> **EXERCISE PROMPT**
Here are some records; quote them exactly, leaving out the pictures.
┌─ RECORD SET
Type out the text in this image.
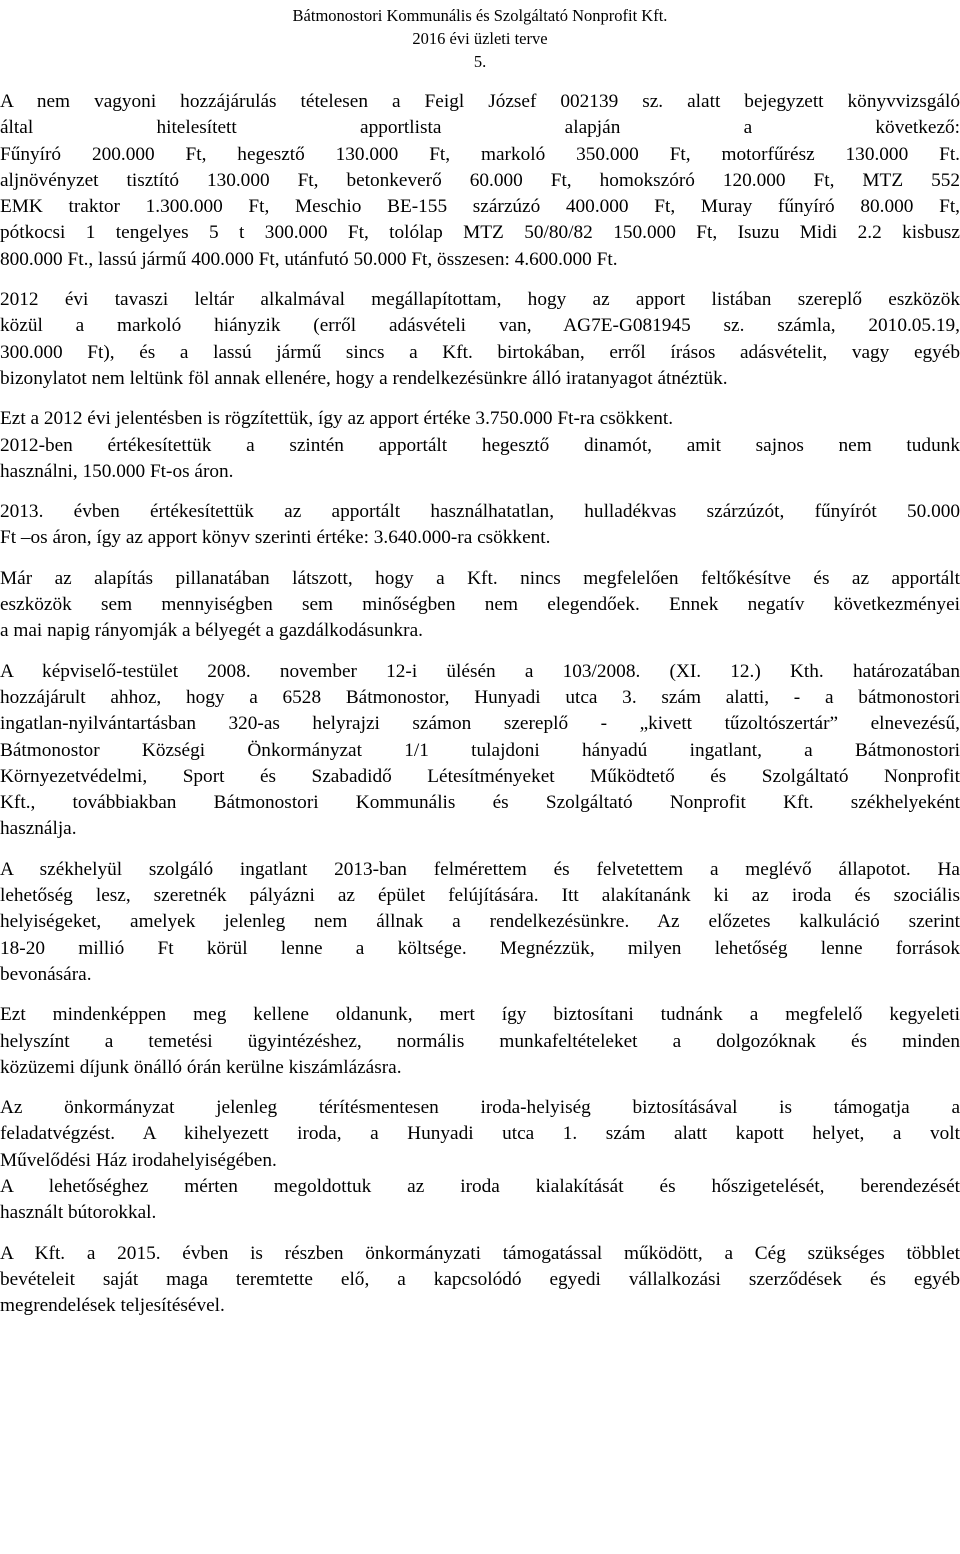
Bátmonostori Kommunális és Szolgáltató Nonprofit Kft.
2016 évi üzleti terve
5.
A nem vagyoni hozzájárulás tételesen a Feigl József 002139 sz. alatt bejegyzett könyvvizsgáló
által hitelesített apportlista alapján a következő:
Fűnyíró 200.000 Ft, hegesztő 130.000 Ft, markoló 350.000 Ft, motorfűrész 130.000 Ft.
aljnövényzet tisztító 130.000 Ft, betonkeverő 60.000 Ft, homokszóró 120.000 Ft, MTZ 552
EMK traktor 1.300.000 Ft, Meschio BE-155 szárzúzó 400.000 Ft, Muray fűnyíró 80.000 Ft,
pótkocsi 1 tengelyes 5 t 300.000 Ft, tolólap MTZ 50/80/82 150.000 Ft, Isuzu Midi 2.2 kisbusz
800.000 Ft., lassú jármű 400.000 Ft, utánfutó 50.000 Ft, összesen: 4.600.000 Ft.
2012 évi tavaszi leltár alkalmával megállapítottam, hogy az apport listában szereplő eszközök
közül a markoló hiányzik (erről adásvételi van, AG7E-G081945 sz. számla, 2010.05.19,
300.000 Ft), és a lassú jármű sincs a Kft. birtokában, erről írásos adásvételit, vagy egyéb
bizonylatot nem leltünk föl annak ellenére, hogy a rendelkezésünkre álló iratanyagot átnéztük.
Ezt a 2012 évi jelentésben is rögzítettük, így az apport értéke 3.750.000 Ft-ra csökkent.
2012-ben értékesítettük a szintén apportált hegesztő dinamót, amit sajnos nem tudunk
használni, 150.000 Ft-os áron.
2013. évben értékesítettük az apportált használhatatlan, hulladékvas szárzúzót, fűnyírót 50.000
Ft –os áron, így az apport könyv szerinti értéke: 3.640.000-ra csökkent.
Már az alapítás pillanatában látszott, hogy a Kft. nincs megfelelően feltőkésítve és az apportált
eszközök sem mennyiségben sem minőségben nem elegendőek. Ennek negatív következményei
a mai napig rányomják a bélyegét a gazdálkodásunkra.
A képviselő-testület 2008. november 12-i ülésén a 103/2008. (XI. 12.) Kth. határozatában
hozzájárult ahhoz, hogy a 6528 Bátmonostor, Hunyadi utca 3. szám alatti, - a bátmonostori
ingatlan-nyilvántartásban 320-as helyrajzi számon szereplő - „kivett tűzoltószertár” elnevezésű,
Bátmonostor Községi Önkormányzat 1/1 tulajdoni hányadú ingatlant, a Bátmonostori
Környezetvédelmi, Sport és Szabadidő Létesítményeket Működtető és Szolgáltató Nonprofit
Kft., továbbiakban Bátmonostori Kommunális és Szolgáltató Nonprofit Kft. székhelyeként
használja.
A székhelyül szolgáló ingatlant 2013-ban felmérettem és felvetettem a meglévő állapotot. Ha
lehetőség lesz, szeretnék pályázni az épület felújítására. Itt alakítanánk ki az iroda és szociális
helyiségeket, amelyek jelenleg nem állnak a rendelkezésünkre. Az előzetes kalkuláció szerint
18-20 millió Ft körül lenne a költsége. Megnézzük, milyen lehetőség lenne források
bevonására.
Ezt mindenképpen meg kellene oldanunk, mert így biztosítani tudnánk a megfelelő kegyeleti
helyszínt a temetési ügyintézéshez, normális munkafeltételeket a dolgozóknak és minden
közüzemi díjunk önálló órán kerülne kiszámlázásra.
Az önkormányzat jelenleg térítésmentesen iroda-helyiség biztosításával is támogatja a
feladatvégzést. A kihelyezett iroda, a Hunyadi utca 1. szám alatt kapott helyet, a volt
Művelődési Ház irodahelyiségében.
A lehetőséghez mérten megoldottuk az iroda kialakítását és hőszigetelését, berendezését
használt bútorokkal.
A Kft. a 2015. évben is részben önkormányzati támogatással működött, a Cég szükséges többlet
bevételeit saját maga teremtette elő, a kapcsolódó egyedi vállalkozási szerződések és egyéb
megrendelések teljesítésével.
└─
> **SOLUTION FOR THIS PROBLEM**
Type out the text in this image.
Bátmonostori Kommunális és Szolgáltató Nonprofit Kft.
2016 évi üzleti terve
5.
A nem vagyoni hozzájárulás tételesen a Feigl József 002139 sz. alatt bejegyzett könyvvizsgáló
által hitelesített apportlista alapján a következő:
Fűnyíró 200.000 Ft, hegesztő 130.000 Ft, markoló 350.000 Ft, motorfűrész 130.000 Ft.
aljnövényzet tisztító 130.000 Ft, betonkeverő 60.000 Ft, homokszóró 120.000 Ft, MTZ 552
EMK traktor 1.300.000 Ft, Meschio BE-155 szárzúzó 400.000 Ft, Muray fűnyíró 80.000 Ft,
pótkocsi 1 tengelyes 5 t 300.000 Ft, tolólap MTZ 50/80/82 150.000 Ft, Isuzu Midi 2.2 kisbusz
800.000 Ft., lassú jármű 400.000 Ft, utánfutó 50.000 Ft, összesen: 4.600.000 Ft.
2012 évi tavaszi leltár alkalmával megállapítottam, hogy az apport listában szereplő eszközök
közül a markoló hiányzik (erről adásvételi van, AG7E-G081945 sz. számla, 2010.05.19,
300.000 Ft), és a lassú jármű sincs a Kft. birtokában, erről írásos adásvételit, vagy egyéb
bizonylatot nem leltünk föl annak ellenére, hogy a rendelkezésünkre álló iratanyagot átnéztük.
Ezt a 2012 évi jelentésben is rögzítettük, így az apport értéke 3.750.000 Ft-ra csökkent.
2012-ben értékesítettük a szintén apportált hegesztő dinamót, amit sajnos nem tudunk
használni, 150.000 Ft-os áron.
2013. évben értékesítettük az apportált használhatatlan, hulladékvas szárzúzót, fűnyírót 50.000
Ft –os áron, így az apport könyv szerinti értéke: 3.640.000-ra csökkent.
Már az alapítás pillanatában látszott, hogy a Kft. nincs megfelelően feltőkésítve és az apportált
eszközök sem mennyiségben sem minőségben nem elegendőek. Ennek negatív következményei
a mai napig rányomják a bélyegét a gazdálkodásunkra.
A képviselő-testület 2008. november 12-i ülésén a 103/2008. (XI. 12.) Kth. határozatában
hozzájárult ahhoz, hogy a 6528 Bátmonostor, Hunyadi utca 3. szám alatti, - a bátmonostori
ingatlan-nyilvántartásban 320-as helyrajzi számon szereplő - „kivett tűzoltószertár” elnevezésű,
Bátmonostor Községi Önkormányzat 1/1 tulajdoni hányadú ingatlant, a Bátmonostori
Környezetvédelmi, Sport és Szabadidő Létesítményeket Működtető és Szolgáltató Nonprofit
Kft., továbbiakban Bátmonostori Kommunális és Szolgáltató Nonprofit Kft. székhelyeként
használja.
A székhelyül szolgáló ingatlant 2013-ban felmérettem és felvetettem a meglévő állapotot. Ha
lehetőség lesz, szeretnék pályázni az épület felújítására. Itt alakítanánk ki az iroda és szociális
helyiségeket, amelyek jelenleg nem állnak a rendelkezésünkre. Az előzetes kalkuláció szerint
18-20 millió Ft körül lenne a költsége. Megnézzük, milyen lehetőség lenne források
bevonására.
Ezt mindenképpen meg kellene oldanunk, mert így biztosítani tudnánk a megfelelő kegyeleti
helyszínt a temetési ügyintézéshez, normális munkafeltételeket a dolgozóknak és minden
közüzemi díjunk önálló órán kerülne kiszámlázásra.
Az önkormányzat jelenleg térítésmentesen iroda-helyiség biztosításával is támogatja a
feladatvégzést. A kihelyezett iroda, a Hunyadi utca 1. szám alatt kapott helyet, a volt
Művelődési Ház irodahelyiségében.
A lehetőséghez mérten megoldottuk az iroda kialakítását és hőszigetelését, berendezését
használt bútorokkal.
A Kft. a 2015. évben is részben önkormányzati támogatással működött, a Cég szükséges többlet
bevételeit saját maga teremtette elő, a kapcsolódó egyedi vállalkozási szerződések és egyéb
megrendelések teljesítésével.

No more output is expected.